=== Extracted data ===

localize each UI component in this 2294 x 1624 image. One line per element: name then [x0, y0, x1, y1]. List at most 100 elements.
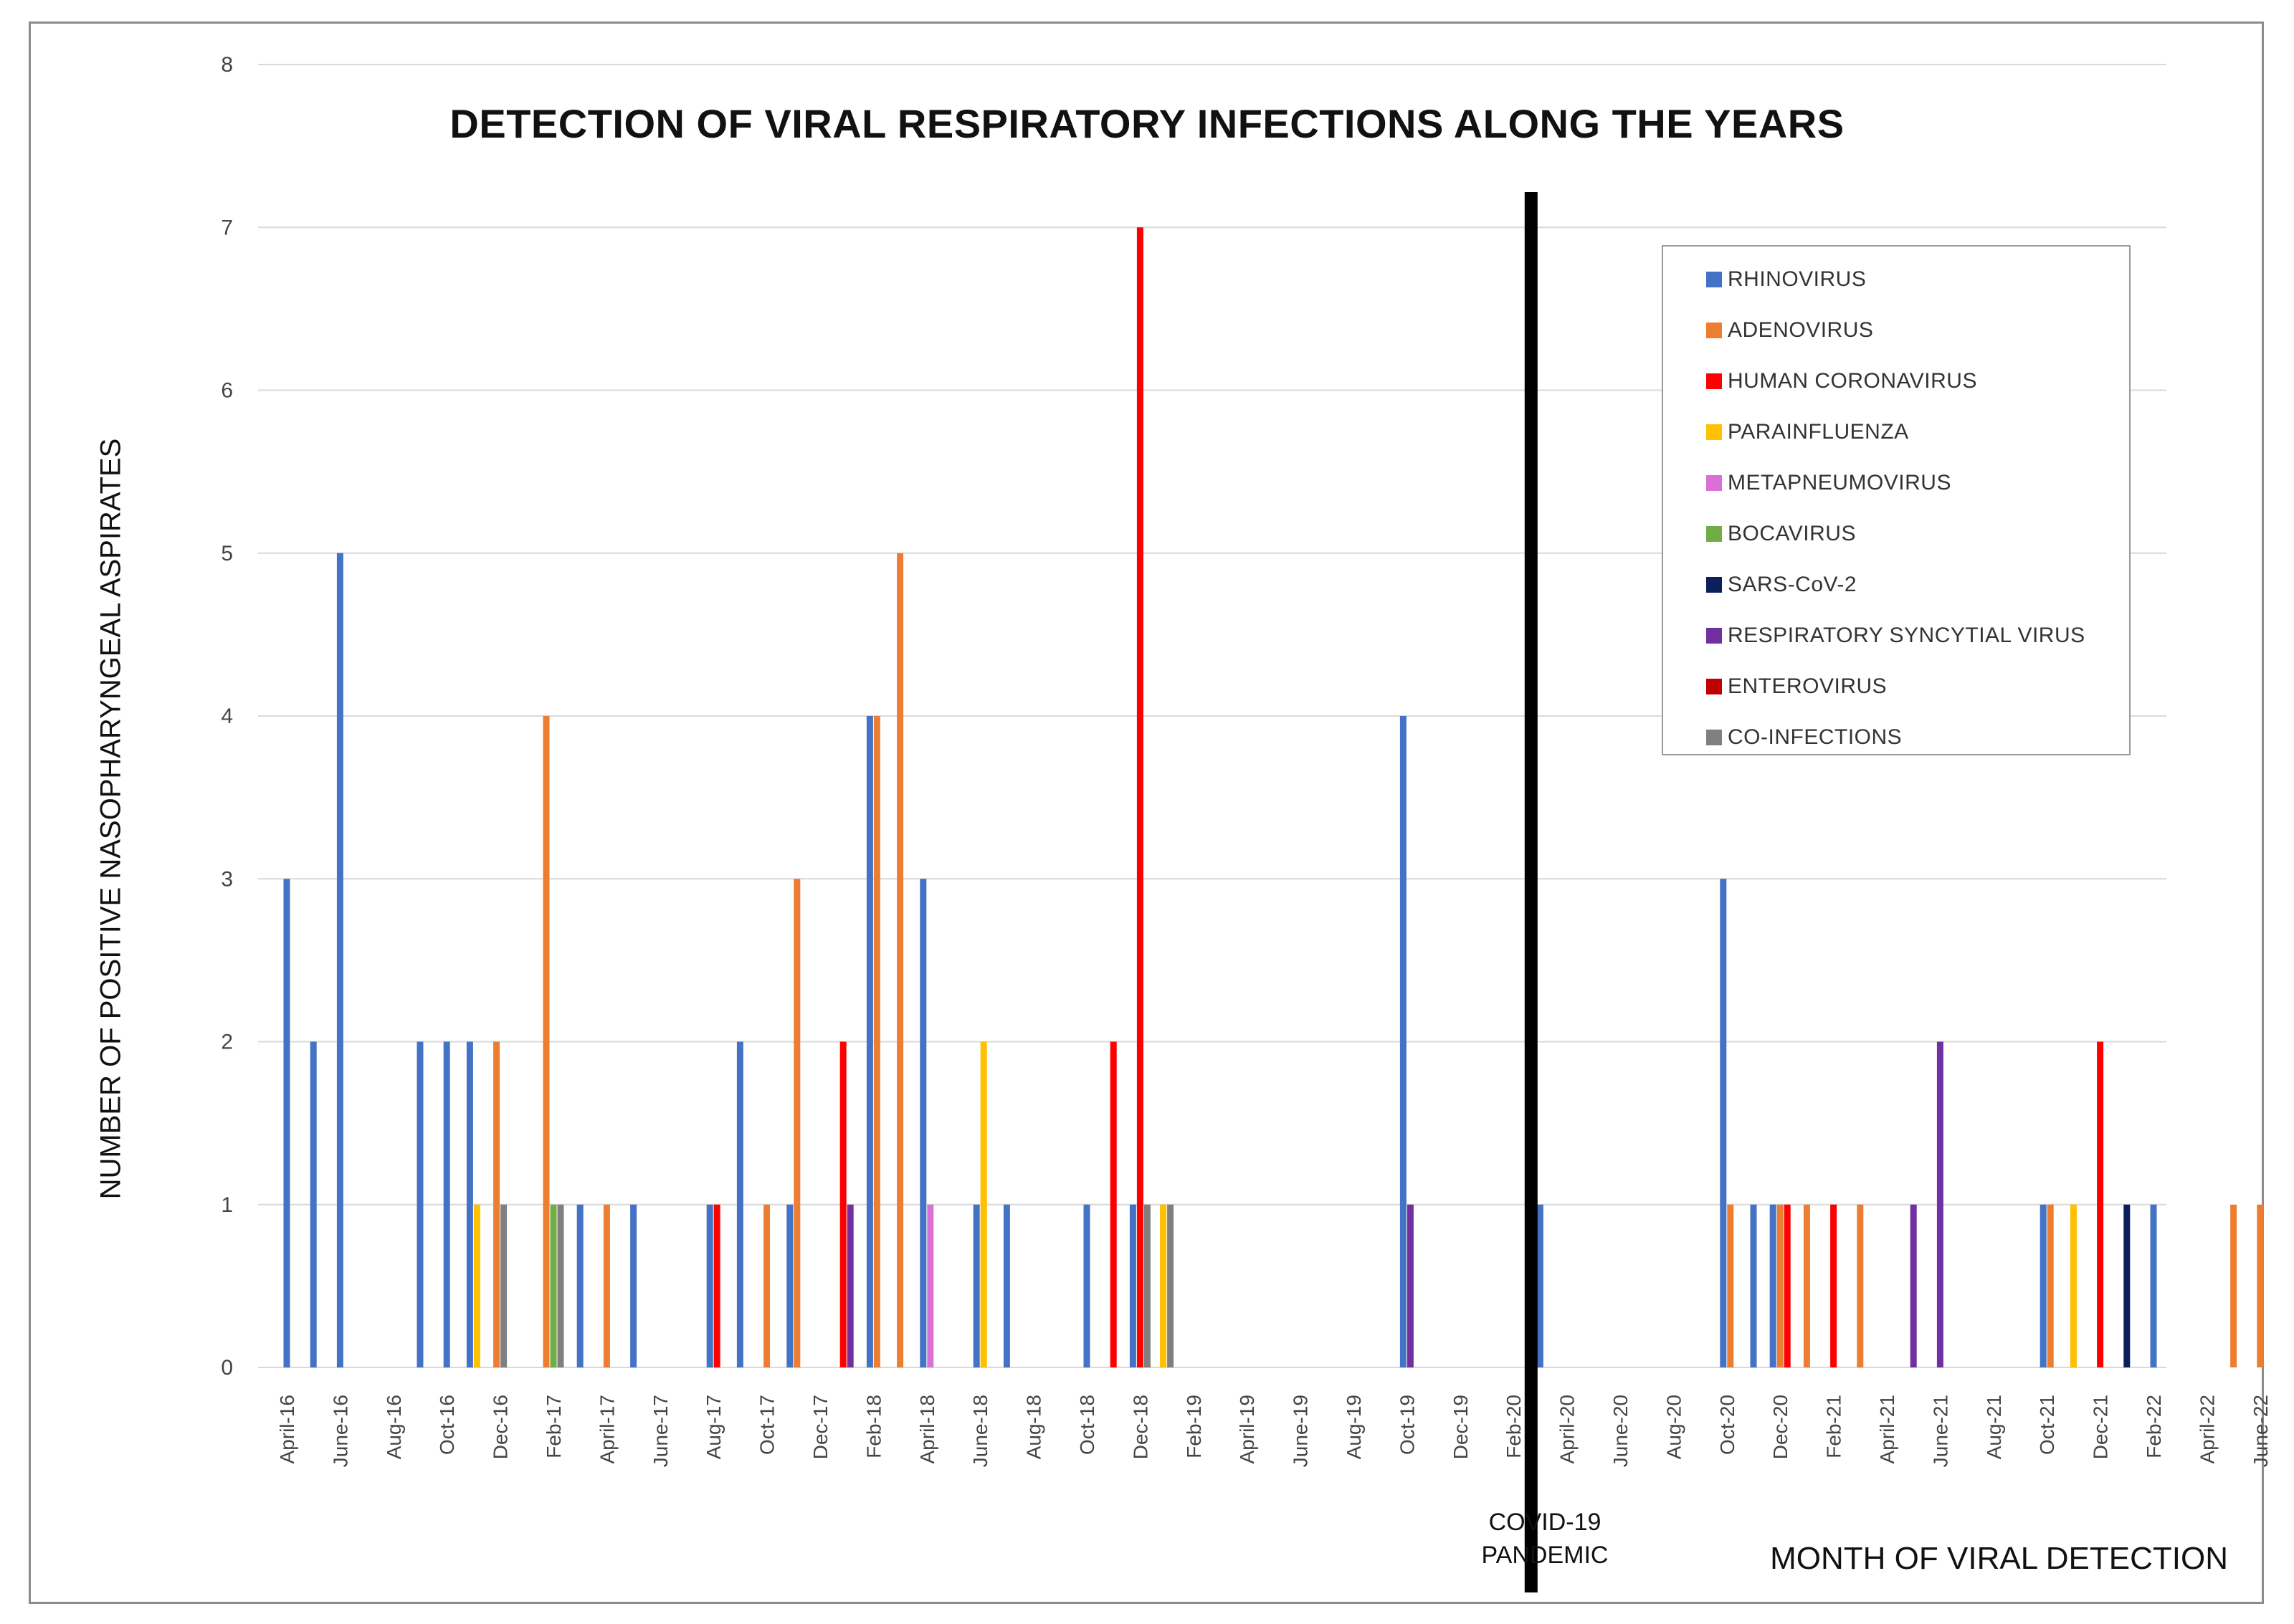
bar: [1936, 1041, 1943, 1367]
legend-label: ADENOVIRUS: [1728, 317, 1874, 342]
x-tick-label: Dec-16: [490, 1395, 512, 1459]
bar: [1136, 227, 1143, 1367]
bar: [2123, 1204, 2131, 1367]
pandemic-annotation: COVID-19 PANDEMIC: [1462, 1506, 1627, 1572]
x-tick-label: April-17: [596, 1395, 618, 1463]
bar: [1399, 716, 1407, 1367]
bar: [2070, 1204, 2077, 1367]
bar: [557, 1204, 564, 1367]
bar: [786, 1204, 794, 1367]
x-tick-label: Aug-18: [1023, 1395, 1045, 1459]
x-axis-label: MONTH OF VIRAL DETECTION: [1770, 1541, 2228, 1576]
x-tick-label: Dec-20: [1769, 1395, 1791, 1459]
x-tick-label: June-22: [2250, 1395, 2272, 1467]
legend-label: ENTEROVIRUS: [1728, 674, 1888, 698]
bar: [493, 1041, 500, 1367]
y-tick-label: 2: [221, 1031, 233, 1054]
bar: [847, 1204, 854, 1367]
bar: [839, 1041, 847, 1367]
bar: [1750, 1204, 1757, 1367]
legend-item: BOCAVIRUS: [1706, 508, 2129, 559]
legend-item: METAPNEUMOVIRUS: [1706, 457, 2129, 508]
x-tick-label: April-19: [1236, 1395, 1258, 1463]
x-tick-label: June-18: [969, 1395, 991, 1467]
y-tick-label: 5: [221, 542, 233, 565]
bar: [473, 1204, 480, 1367]
bar: [336, 553, 343, 1367]
bar: [1407, 1204, 1414, 1367]
x-tick-label: Aug-16: [383, 1395, 405, 1459]
bar: [417, 1041, 424, 1367]
bar: [1160, 1204, 1167, 1367]
x-tick-label: June-16: [329, 1395, 351, 1467]
legend-label: CO-INFECTIONS: [1728, 725, 1903, 749]
bar: [283, 879, 290, 1367]
bar: [736, 1041, 743, 1367]
bar: [2040, 1204, 2047, 1367]
bar: [310, 1041, 317, 1367]
x-tick-label: Oct-21: [2036, 1395, 2058, 1455]
bar: [1776, 1204, 1784, 1367]
legend-item: CO-INFECTIONS: [1706, 712, 2129, 763]
x-tick-label: June-19: [1290, 1395, 1312, 1467]
bar: [630, 1204, 637, 1367]
y-tick-label: 0: [221, 1356, 233, 1380]
bar: [443, 1041, 450, 1367]
bar: [550, 1204, 557, 1367]
bar: [1003, 1204, 1010, 1367]
x-tick-label: Aug-17: [703, 1395, 725, 1459]
legend-label: RHINOVIRUS: [1728, 267, 1867, 291]
chart-title: DETECTION OF VIRAL RESPIRATORY INFECTION…: [449, 101, 1845, 146]
bar: [706, 1204, 713, 1367]
x-tick-label: April-18: [916, 1395, 938, 1463]
bar: [466, 1041, 473, 1367]
x-tick-label: April-20: [1556, 1395, 1579, 1463]
x-tick-label: Dec-21: [2090, 1395, 2112, 1459]
legend-label: HUMAN CORONAVIRUS: [1728, 368, 1977, 393]
legend-item: RESPIRATORY SYNCYTIAL VIRUS: [1706, 610, 2129, 661]
legend-label: SARS-CoV-2: [1728, 572, 1857, 596]
legend-label: PARAINFLUENZA: [1728, 419, 1909, 444]
x-tick-label: Feb-22: [2143, 1395, 2165, 1458]
x-tick-label: Aug-19: [1343, 1395, 1365, 1459]
x-tick-label: June-21: [1929, 1395, 1951, 1467]
bar: [794, 879, 801, 1367]
x-tick-label: April-22: [2196, 1395, 2218, 1463]
bar: [763, 1204, 771, 1367]
bar: [1803, 1204, 1810, 1367]
legend-swatch: [1706, 576, 1722, 593]
legend-item: SARS-CoV-2: [1706, 559, 2129, 610]
y-tick-label: 4: [221, 704, 233, 728]
y-tick-label: 7: [221, 216, 233, 239]
x-tick-label: Oct-18: [1076, 1395, 1098, 1455]
bar: [2047, 1204, 2054, 1367]
legend-swatch: [1706, 271, 1722, 287]
bar: [1857, 1204, 1864, 1367]
y-tick-label: 6: [221, 379, 233, 403]
bar: [1129, 1204, 1136, 1367]
y-tick-label: 3: [221, 867, 233, 891]
legend-swatch: [1706, 373, 1722, 389]
x-tick-label: June-20: [1609, 1395, 1632, 1467]
y-tick-label: 1: [221, 1193, 233, 1217]
bar: [873, 716, 880, 1367]
legend-swatch: [1706, 525, 1722, 542]
legend-item: PARAINFLUENZA: [1706, 406, 2129, 457]
bar: [980, 1041, 987, 1367]
x-tick-label: June-17: [649, 1395, 672, 1467]
x-tick-label: Dec-17: [809, 1395, 832, 1459]
legend-item: HUMAN CORONAVIRUS: [1706, 355, 2129, 406]
bar: [1536, 1204, 1543, 1367]
x-tick-label: Dec-19: [1450, 1395, 1472, 1459]
legend-swatch: [1706, 627, 1722, 644]
legend: RHINOVIRUS ADENOVIRUS HUMAN CORONAVIRUS …: [1662, 245, 2131, 755]
pandemic-annotation-line1: COVID-19: [1488, 1509, 1601, 1536]
bar: [920, 879, 927, 1367]
bar: [1167, 1204, 1174, 1367]
bar: [927, 1204, 934, 1367]
bar: [1910, 1204, 1917, 1367]
legend-item: RHINOVIRUS: [1706, 254, 2129, 305]
bar: [543, 716, 550, 1367]
bar: [1769, 1204, 1776, 1367]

===

__Work item__. Some of the data mentions "PARAINFLUENZA". Copy every line where it does.

__Problem solution__.
legend-label: PARAINFLUENZA: [1728, 419, 1909, 444]
legend-item: PARAINFLUENZA: [1706, 406, 2129, 457]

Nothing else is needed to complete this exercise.